# Problem to solve:
Please retype the records below exactly, leaving out any pictures.

# Data supplied:
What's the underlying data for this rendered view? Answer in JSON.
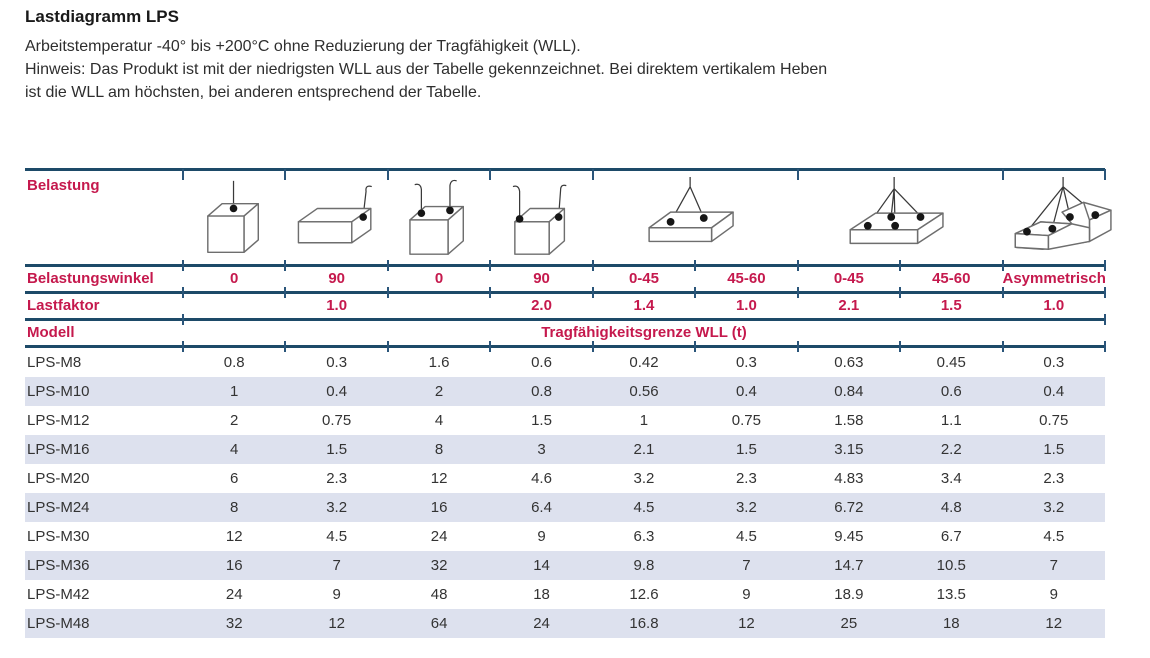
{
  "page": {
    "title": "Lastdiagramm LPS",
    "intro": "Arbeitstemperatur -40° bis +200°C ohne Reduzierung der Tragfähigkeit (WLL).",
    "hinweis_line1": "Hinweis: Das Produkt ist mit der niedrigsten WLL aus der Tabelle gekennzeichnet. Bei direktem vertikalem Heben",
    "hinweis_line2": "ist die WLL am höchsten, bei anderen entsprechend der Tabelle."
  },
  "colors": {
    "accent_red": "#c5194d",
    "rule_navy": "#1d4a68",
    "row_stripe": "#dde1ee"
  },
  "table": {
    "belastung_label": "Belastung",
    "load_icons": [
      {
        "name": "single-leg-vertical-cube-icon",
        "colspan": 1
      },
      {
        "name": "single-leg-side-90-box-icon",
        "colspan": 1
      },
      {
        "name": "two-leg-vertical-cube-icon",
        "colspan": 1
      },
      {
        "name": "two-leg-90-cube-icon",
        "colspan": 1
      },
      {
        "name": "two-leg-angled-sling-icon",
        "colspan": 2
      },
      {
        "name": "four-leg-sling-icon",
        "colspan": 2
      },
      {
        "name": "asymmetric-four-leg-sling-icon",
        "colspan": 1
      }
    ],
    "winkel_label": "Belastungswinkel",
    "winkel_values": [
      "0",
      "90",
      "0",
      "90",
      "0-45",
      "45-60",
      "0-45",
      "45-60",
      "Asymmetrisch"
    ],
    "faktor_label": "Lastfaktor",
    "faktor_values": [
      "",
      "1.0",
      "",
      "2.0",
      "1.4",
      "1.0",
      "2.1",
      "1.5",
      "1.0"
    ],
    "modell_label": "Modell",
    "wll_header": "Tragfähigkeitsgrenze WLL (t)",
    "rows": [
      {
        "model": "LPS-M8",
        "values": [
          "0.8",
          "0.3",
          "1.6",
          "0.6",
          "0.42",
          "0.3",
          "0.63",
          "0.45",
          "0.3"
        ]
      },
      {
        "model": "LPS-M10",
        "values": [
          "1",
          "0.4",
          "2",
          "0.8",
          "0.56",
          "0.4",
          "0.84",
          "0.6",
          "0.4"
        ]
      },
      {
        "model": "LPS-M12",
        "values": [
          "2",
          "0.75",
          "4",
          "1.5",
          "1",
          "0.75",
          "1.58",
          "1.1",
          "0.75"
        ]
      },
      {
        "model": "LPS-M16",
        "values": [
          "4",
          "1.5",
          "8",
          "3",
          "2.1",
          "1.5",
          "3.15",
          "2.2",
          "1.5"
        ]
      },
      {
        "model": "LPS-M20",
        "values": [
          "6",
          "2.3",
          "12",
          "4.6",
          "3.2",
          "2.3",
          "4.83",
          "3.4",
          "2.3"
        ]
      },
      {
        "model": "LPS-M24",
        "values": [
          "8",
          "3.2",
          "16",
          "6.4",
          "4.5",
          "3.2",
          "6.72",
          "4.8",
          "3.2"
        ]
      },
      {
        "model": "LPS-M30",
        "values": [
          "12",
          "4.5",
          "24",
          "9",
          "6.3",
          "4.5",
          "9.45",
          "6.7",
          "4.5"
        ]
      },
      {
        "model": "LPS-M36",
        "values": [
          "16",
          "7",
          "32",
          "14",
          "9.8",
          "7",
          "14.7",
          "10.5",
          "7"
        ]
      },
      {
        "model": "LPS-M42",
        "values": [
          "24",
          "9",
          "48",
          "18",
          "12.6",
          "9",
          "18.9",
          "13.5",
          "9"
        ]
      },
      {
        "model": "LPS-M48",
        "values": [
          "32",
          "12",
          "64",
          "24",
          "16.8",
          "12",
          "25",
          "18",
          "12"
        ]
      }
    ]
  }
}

# Full output:
What's the underlying data for this rendered view? Answer in JSON.
{
  "page": {
    "title": "Lastdiagramm LPS",
    "intro": "Arbeitstemperatur -40° bis +200°C ohne Reduzierung der Tragfähigkeit (WLL).",
    "hinweis_line1": "Hinweis: Das Produkt ist mit der niedrigsten WLL aus der Tabelle gekennzeichnet. Bei direktem vertikalem Heben",
    "hinweis_line2": "ist die WLL am höchsten, bei anderen entsprechend der Tabelle."
  },
  "colors": {
    "accent_red": "#c5194d",
    "rule_navy": "#1d4a68",
    "row_stripe": "#dde1ee"
  },
  "table": {
    "belastung_label": "Belastung",
    "load_icons": [
      {
        "name": "single-leg-vertical-cube-icon",
        "colspan": 1
      },
      {
        "name": "single-leg-side-90-box-icon",
        "colspan": 1
      },
      {
        "name": "two-leg-vertical-cube-icon",
        "colspan": 1
      },
      {
        "name": "two-leg-90-cube-icon",
        "colspan": 1
      },
      {
        "name": "two-leg-angled-sling-icon",
        "colspan": 2
      },
      {
        "name": "four-leg-sling-icon",
        "colspan": 2
      },
      {
        "name": "asymmetric-four-leg-sling-icon",
        "colspan": 1
      }
    ],
    "winkel_label": "Belastungswinkel",
    "winkel_values": [
      "0",
      "90",
      "0",
      "90",
      "0-45",
      "45-60",
      "0-45",
      "45-60",
      "Asymmetrisch"
    ],
    "faktor_label": "Lastfaktor",
    "faktor_values": [
      "",
      "1.0",
      "",
      "2.0",
      "1.4",
      "1.0",
      "2.1",
      "1.5",
      "1.0"
    ],
    "modell_label": "Modell",
    "wll_header": "Tragfähigkeitsgrenze WLL (t)",
    "rows": [
      {
        "model": "LPS-M8",
        "values": [
          "0.8",
          "0.3",
          "1.6",
          "0.6",
          "0.42",
          "0.3",
          "0.63",
          "0.45",
          "0.3"
        ]
      },
      {
        "model": "LPS-M10",
        "values": [
          "1",
          "0.4",
          "2",
          "0.8",
          "0.56",
          "0.4",
          "0.84",
          "0.6",
          "0.4"
        ]
      },
      {
        "model": "LPS-M12",
        "values": [
          "2",
          "0.75",
          "4",
          "1.5",
          "1",
          "0.75",
          "1.58",
          "1.1",
          "0.75"
        ]
      },
      {
        "model": "LPS-M16",
        "values": [
          "4",
          "1.5",
          "8",
          "3",
          "2.1",
          "1.5",
          "3.15",
          "2.2",
          "1.5"
        ]
      },
      {
        "model": "LPS-M20",
        "values": [
          "6",
          "2.3",
          "12",
          "4.6",
          "3.2",
          "2.3",
          "4.83",
          "3.4",
          "2.3"
        ]
      },
      {
        "model": "LPS-M24",
        "values": [
          "8",
          "3.2",
          "16",
          "6.4",
          "4.5",
          "3.2",
          "6.72",
          "4.8",
          "3.2"
        ]
      },
      {
        "model": "LPS-M30",
        "values": [
          "12",
          "4.5",
          "24",
          "9",
          "6.3",
          "4.5",
          "9.45",
          "6.7",
          "4.5"
        ]
      },
      {
        "model": "LPS-M36",
        "values": [
          "16",
          "7",
          "32",
          "14",
          "9.8",
          "7",
          "14.7",
          "10.5",
          "7"
        ]
      },
      {
        "model": "LPS-M42",
        "values": [
          "24",
          "9",
          "48",
          "18",
          "12.6",
          "9",
          "18.9",
          "13.5",
          "9"
        ]
      },
      {
        "model": "LPS-M48",
        "values": [
          "32",
          "12",
          "64",
          "24",
          "16.8",
          "12",
          "25",
          "18",
          "12"
        ]
      }
    ]
  }
}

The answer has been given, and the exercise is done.